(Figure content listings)
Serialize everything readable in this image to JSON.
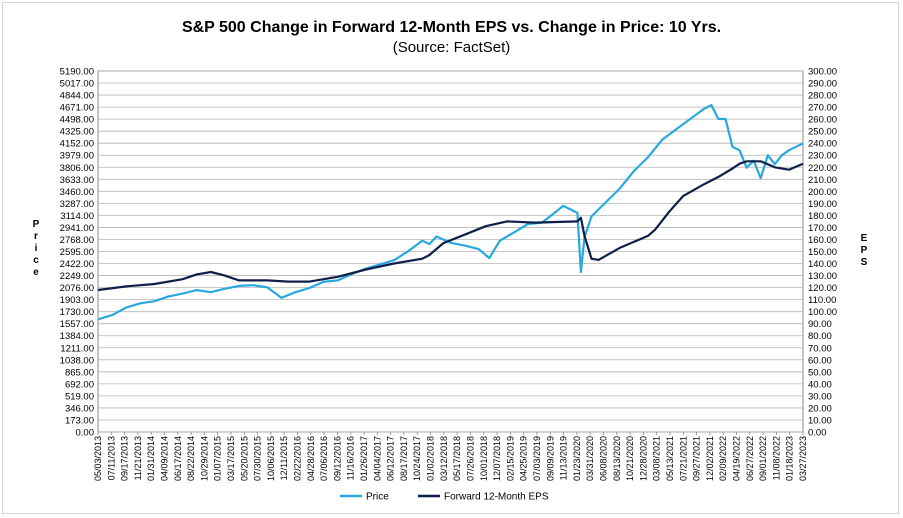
{
  "chart_data": {
    "type": "line",
    "title": "S&P 500 Change in Forward 12-Month EPS vs. Change in Price: 10 Yrs.",
    "subtitle": "(Source: FactSet)",
    "ylabel_left": "Price",
    "ylabel_right": "EPS",
    "ylim_left": [
      0,
      5190
    ],
    "ylim_right": [
      0,
      300
    ],
    "y_ticks_left": [
      "5190.00",
      "5017.00",
      "4844.00",
      "4671.00",
      "4498.00",
      "4325.00",
      "4152.00",
      "3979.00",
      "3806.00",
      "3633.00",
      "3460.00",
      "3287.00",
      "3114.00",
      "2941.00",
      "2768.00",
      "2595.00",
      "2422.00",
      "2249.00",
      "2076.00",
      "1903.00",
      "1730.00",
      "1557.00",
      "1384.00",
      "1211.00",
      "1038.00",
      "865.00",
      "692.00",
      "519.00",
      "346.00",
      "173.00",
      "0.00"
    ],
    "y_ticks_right": [
      "300.00",
      "290.00",
      "280.00",
      "270.00",
      "260.00",
      "250.00",
      "240.00",
      "230.00",
      "220.00",
      "210.00",
      "200.00",
      "190.00",
      "180.00",
      "170.00",
      "160.00",
      "150.00",
      "140.00",
      "130.00",
      "120.00",
      "110.00",
      "100.00",
      "90.00",
      "80.00",
      "70.00",
      "60.00",
      "50.00",
      "40.00",
      "30.00",
      "20.00",
      "10.00",
      "0.00"
    ],
    "x_ticks": [
      "05/03/2013",
      "07/11/2013",
      "09/17/2013",
      "11/21/2013",
      "01/31/2014",
      "04/09/2014",
      "06/17/2014",
      "08/22/2014",
      "10/29/2014",
      "01/07/2015",
      "03/17/2015",
      "05/20/2015",
      "07/30/2015",
      "10/06/2015",
      "12/11/2015",
      "02/22/2016",
      "04/28/2016",
      "07/06/2016",
      "09/12/2016",
      "11/16/2016",
      "01/26/2017",
      "04/04/2017",
      "06/12/2017",
      "08/17/2017",
      "10/24/2017",
      "01/02/2018",
      "03/12/2018",
      "05/17/2018",
      "07/26/2018",
      "10/01/2018",
      "12/07/2018",
      "02/15/2019",
      "04/25/2019",
      "07/03/2019",
      "09/09/2019",
      "11/13/2019",
      "01/23/2020",
      "03/31/2020",
      "06/08/2020",
      "08/13/2020",
      "10/21/2020",
      "12/28/2020",
      "03/08/2021",
      "05/13/2021",
      "07/21/2021",
      "09/27/2021",
      "12/02/2021",
      "02/09/2022",
      "04/19/2022",
      "06/27/2022",
      "09/01/2022",
      "11/08/2022",
      "01/18/2023",
      "03/27/2023"
    ],
    "grid": true,
    "legend_position": "bottom",
    "colors": {
      "price": "#29A8E0",
      "eps": "#0F1F4B"
    },
    "series": [
      {
        "name": "Price",
        "axis": "left",
        "t": [
          0.0,
          0.02,
          0.04,
          0.06,
          0.08,
          0.1,
          0.12,
          0.14,
          0.16,
          0.18,
          0.2,
          0.22,
          0.24,
          0.26,
          0.28,
          0.3,
          0.32,
          0.34,
          0.36,
          0.38,
          0.4,
          0.42,
          0.44,
          0.46,
          0.47,
          0.48,
          0.5,
          0.52,
          0.54,
          0.555,
          0.57,
          0.59,
          0.61,
          0.63,
          0.66,
          0.68,
          0.685,
          0.69,
          0.7,
          0.72,
          0.74,
          0.76,
          0.78,
          0.8,
          0.82,
          0.84,
          0.86,
          0.87,
          0.88,
          0.89,
          0.9,
          0.91,
          0.92,
          0.93,
          0.94,
          0.95,
          0.96,
          0.97,
          0.98,
          0.99,
          1.0
        ],
        "values": [
          1620,
          1680,
          1790,
          1850,
          1880,
          1950,
          1990,
          2040,
          2010,
          2060,
          2100,
          2110,
          2080,
          1930,
          2010,
          2070,
          2160,
          2180,
          2270,
          2350,
          2410,
          2470,
          2600,
          2750,
          2700,
          2810,
          2720,
          2680,
          2630,
          2500,
          2750,
          2870,
          2990,
          3010,
          3250,
          3150,
          2300,
          2800,
          3100,
          3300,
          3500,
          3750,
          3950,
          4200,
          4350,
          4500,
          4650,
          4700,
          4500,
          4500,
          4100,
          4050,
          3800,
          3900,
          3650,
          3980,
          3850,
          3980,
          4050,
          4100,
          4150
        ]
      },
      {
        "name": "Forward 12-Month EPS",
        "axis": "right",
        "t": [
          0.0,
          0.04,
          0.08,
          0.12,
          0.14,
          0.16,
          0.18,
          0.2,
          0.24,
          0.27,
          0.3,
          0.34,
          0.38,
          0.42,
          0.46,
          0.47,
          0.49,
          0.52,
          0.55,
          0.58,
          0.62,
          0.68,
          0.685,
          0.69,
          0.7,
          0.71,
          0.74,
          0.78,
          0.79,
          0.81,
          0.83,
          0.86,
          0.88,
          0.9,
          0.91,
          0.92,
          0.94,
          0.96,
          0.98,
          1.0
        ],
        "values": [
          118,
          121,
          123,
          127,
          131,
          133,
          130,
          126,
          126,
          125,
          125,
          129,
          135,
          140,
          144,
          147,
          157,
          164,
          171,
          175,
          174,
          175,
          178,
          163,
          144,
          143,
          153,
          163,
          168,
          183,
          196,
          206,
          212,
          219,
          223,
          225,
          225,
          220,
          218,
          223
        ]
      }
    ]
  }
}
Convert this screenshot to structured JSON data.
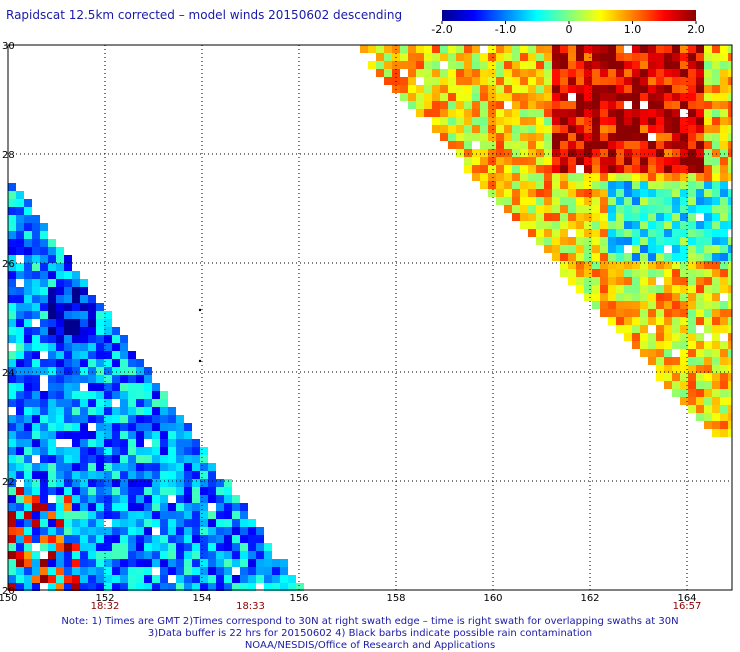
{
  "title": "Rapidscat 12.5km corrected – model winds 20150602 descending",
  "colorbar": {
    "ticks": [
      "-2.0",
      "-1.0",
      "0",
      "1.0",
      "2.0"
    ],
    "range": [
      -2.0,
      2.0
    ],
    "colors": [
      "#00008b",
      "#0000ff",
      "#0080ff",
      "#00ffff",
      "#80ff80",
      "#ffff00",
      "#ff8000",
      "#ff0000",
      "#8b0000"
    ]
  },
  "map": {
    "lon_labels": [
      "150",
      "152",
      "154",
      "156",
      "158",
      "160",
      "162",
      "164"
    ],
    "lat_labels": [
      "30",
      "28",
      "26",
      "24",
      "22",
      "20"
    ],
    "lon_range": [
      150,
      165
    ],
    "lat_range": [
      20,
      30
    ],
    "time_labels": [
      {
        "text": "18:32",
        "lon": 152
      },
      {
        "text": "18:33",
        "lon": 155
      },
      {
        "text": "16:57",
        "lon": 164
      }
    ]
  },
  "notes": [
    "Note: 1) Times are GMT 2)Times correspond to 30N at right swath edge – time is right swath for overlapping swaths at 30N",
    "3)Data buffer is 22 hrs for 20150602 4) Black barbs indicate possible rain contamination",
    "NOAA/NESDIS/Office of Research and Applications"
  ]
}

◆ **SHORT EXERCISE**
Are you able to set down all the lines above exactly, without any pictures?

◆ **THE COMPLETED TASK**
Serialize everything readable in this image to JSON.
{
  "chart_data": {
    "type": "line",
    "title": "S&P 500 Change in Forward 12-Month EPS vs. Change in Price: 10 Yrs.",
    "subtitle": "(Source: FactSet)",
    "ylabel_left": "Price",
    "ylabel_right": "EPS",
    "ylim_left": [
      0,
      5190
    ],
    "ylim_right": [
      0,
      300
    ],
    "y_ticks_left": [
      "5190.00",
      "5017.00",
      "4844.00",
      "4671.00",
      "4498.00",
      "4325.00",
      "4152.00",
      "3979.00",
      "3806.00",
      "3633.00",
      "3460.00",
      "3287.00",
      "3114.00",
      "2941.00",
      "2768.00",
      "2595.00",
      "2422.00",
      "2249.00",
      "2076.00",
      "1903.00",
      "1730.00",
      "1557.00",
      "1384.00",
      "1211.00",
      "1038.00",
      "865.00",
      "692.00",
      "519.00",
      "346.00",
      "173.00",
      "0.00"
    ],
    "y_ticks_right": [
      "300.00",
      "290.00",
      "280.00",
      "270.00",
      "260.00",
      "250.00",
      "240.00",
      "230.00",
      "220.00",
      "210.00",
      "200.00",
      "190.00",
      "180.00",
      "170.00",
      "160.00",
      "150.00",
      "140.00",
      "130.00",
      "120.00",
      "110.00",
      "100.00",
      "90.00",
      "80.00",
      "70.00",
      "60.00",
      "50.00",
      "40.00",
      "30.00",
      "20.00",
      "10.00",
      "0.00"
    ],
    "x_ticks": [
      "05/03/2013",
      "07/11/2013",
      "09/17/2013",
      "11/21/2013",
      "01/31/2014",
      "04/09/2014",
      "06/17/2014",
      "08/22/2014",
      "10/29/2014",
      "01/07/2015",
      "03/17/2015",
      "05/20/2015",
      "07/30/2015",
      "10/06/2015",
      "12/11/2015",
      "02/22/2016",
      "04/28/2016",
      "07/06/2016",
      "09/12/2016",
      "11/16/2016",
      "01/26/2017",
      "04/04/2017",
      "06/12/2017",
      "08/17/2017",
      "10/24/2017",
      "01/02/2018",
      "03/12/2018",
      "05/17/2018",
      "07/26/2018",
      "10/01/2018",
      "12/07/2018",
      "02/15/2019",
      "04/25/2019",
      "07/03/2019",
      "09/09/2019",
      "11/13/2019",
      "01/23/2020",
      "03/31/2020",
      "06/08/2020",
      "08/13/2020",
      "10/21/2020",
      "12/28/2020",
      "03/08/2021",
      "05/13/2021",
      "07/21/2021",
      "09/27/2021",
      "12/02/2021",
      "02/09/2022",
      "04/19/2022",
      "06/27/2022",
      "09/01/2022",
      "11/08/2022",
      "01/18/2023",
      "03/27/2023"
    ],
    "grid": true,
    "legend_position": "bottom",
    "colors": {
      "price": "#29A8E0",
      "eps": "#0F1F4B"
    },
    "series": [
      {
        "name": "Price",
        "axis": "left",
        "t": [
          0.0,
          0.02,
          0.04,
          0.06,
          0.08,
          0.1,
          0.12,
          0.14,
          0.16,
          0.18,
          0.2,
          0.22,
          0.24,
          0.26,
          0.28,
          0.3,
          0.32,
          0.34,
          0.36,
          0.38,
          0.4,
          0.42,
          0.44,
          0.46,
          0.47,
          0.48,
          0.5,
          0.52,
          0.54,
          0.555,
          0.57,
          0.59,
          0.61,
          0.63,
          0.66,
          0.68,
          0.685,
          0.69,
          0.7,
          0.72,
          0.74,
          0.76,
          0.78,
          0.8,
          0.82,
          0.84,
          0.86,
          0.87,
          0.88,
          0.89,
          0.9,
          0.91,
          0.92,
          0.93,
          0.94,
          0.95,
          0.96,
          0.97,
          0.98,
          0.99,
          1.0
        ],
        "values": [
          1620,
          1680,
          1790,
          1850,
          1880,
          1950,
          1990,
          2040,
          2010,
          2060,
          2100,
          2110,
          2080,
          1930,
          2010,
          2070,
          2160,
          2180,
          2270,
          2350,
          2410,
          2470,
          2600,
          2750,
          2700,
          2810,
          2720,
          2680,
          2630,
          2500,
          2750,
          2870,
          2990,
          3010,
          3250,
          3150,
          2300,
          2800,
          3100,
          3300,
          3500,
          3750,
          3950,
          4200,
          4350,
          4500,
          4650,
          4700,
          4500,
          4500,
          4100,
          4050,
          3800,
          3900,
          3650,
          3980,
          3850,
          3980,
          4050,
          4100,
          4150
        ]
      },
      {
        "name": "Forward 12-Month EPS",
        "axis": "right",
        "t": [
          0.0,
          0.04,
          0.08,
          0.12,
          0.14,
          0.16,
          0.18,
          0.2,
          0.24,
          0.27,
          0.3,
          0.34,
          0.38,
          0.42,
          0.46,
          0.47,
          0.49,
          0.52,
          0.55,
          0.58,
          0.62,
          0.68,
          0.685,
          0.69,
          0.7,
          0.71,
          0.74,
          0.78,
          0.79,
          0.81,
          0.83,
          0.86,
          0.88,
          0.9,
          0.91,
          0.92,
          0.94,
          0.96,
          0.98,
          1.0
        ],
        "values": [
          118,
          121,
          123,
          127,
          131,
          133,
          130,
          126,
          126,
          125,
          125,
          129,
          135,
          140,
          144,
          147,
          157,
          164,
          171,
          175,
          174,
          175,
          178,
          163,
          144,
          143,
          153,
          163,
          168,
          183,
          196,
          206,
          212,
          219,
          223,
          225,
          225,
          220,
          218,
          223
        ]
      }
    ]
  }
}
Convert this screenshot to structured JSON data.
{
  "title": "Rapidscat 12.5km corrected – model winds 20150602 descending",
  "colorbar": {
    "ticks": [
      "-2.0",
      "-1.0",
      "0",
      "1.0",
      "2.0"
    ],
    "range": [
      -2.0,
      2.0
    ],
    "colors": [
      "#00008b",
      "#0000ff",
      "#0080ff",
      "#00ffff",
      "#80ff80",
      "#ffff00",
      "#ff8000",
      "#ff0000",
      "#8b0000"
    ]
  },
  "map": {
    "lon_labels": [
      "150",
      "152",
      "154",
      "156",
      "158",
      "160",
      "162",
      "164"
    ],
    "lat_labels": [
      "30",
      "28",
      "26",
      "24",
      "22",
      "20"
    ],
    "lon_range": [
      150,
      165
    ],
    "lat_range": [
      20,
      30
    ],
    "time_labels": [
      {
        "text": "18:32",
        "lon": 152
      },
      {
        "text": "18:33",
        "lon": 155
      },
      {
        "text": "16:57",
        "lon": 164
      }
    ]
  },
  "notes": [
    "Note: 1) Times are GMT 2)Times correspond to 30N at right swath edge – time is right swath for overlapping swaths at 30N",
    "3)Data buffer is 22 hrs for 20150602 4) Black barbs indicate possible rain contamination",
    "NOAA/NESDIS/Office of Research and Applications"
  ]
}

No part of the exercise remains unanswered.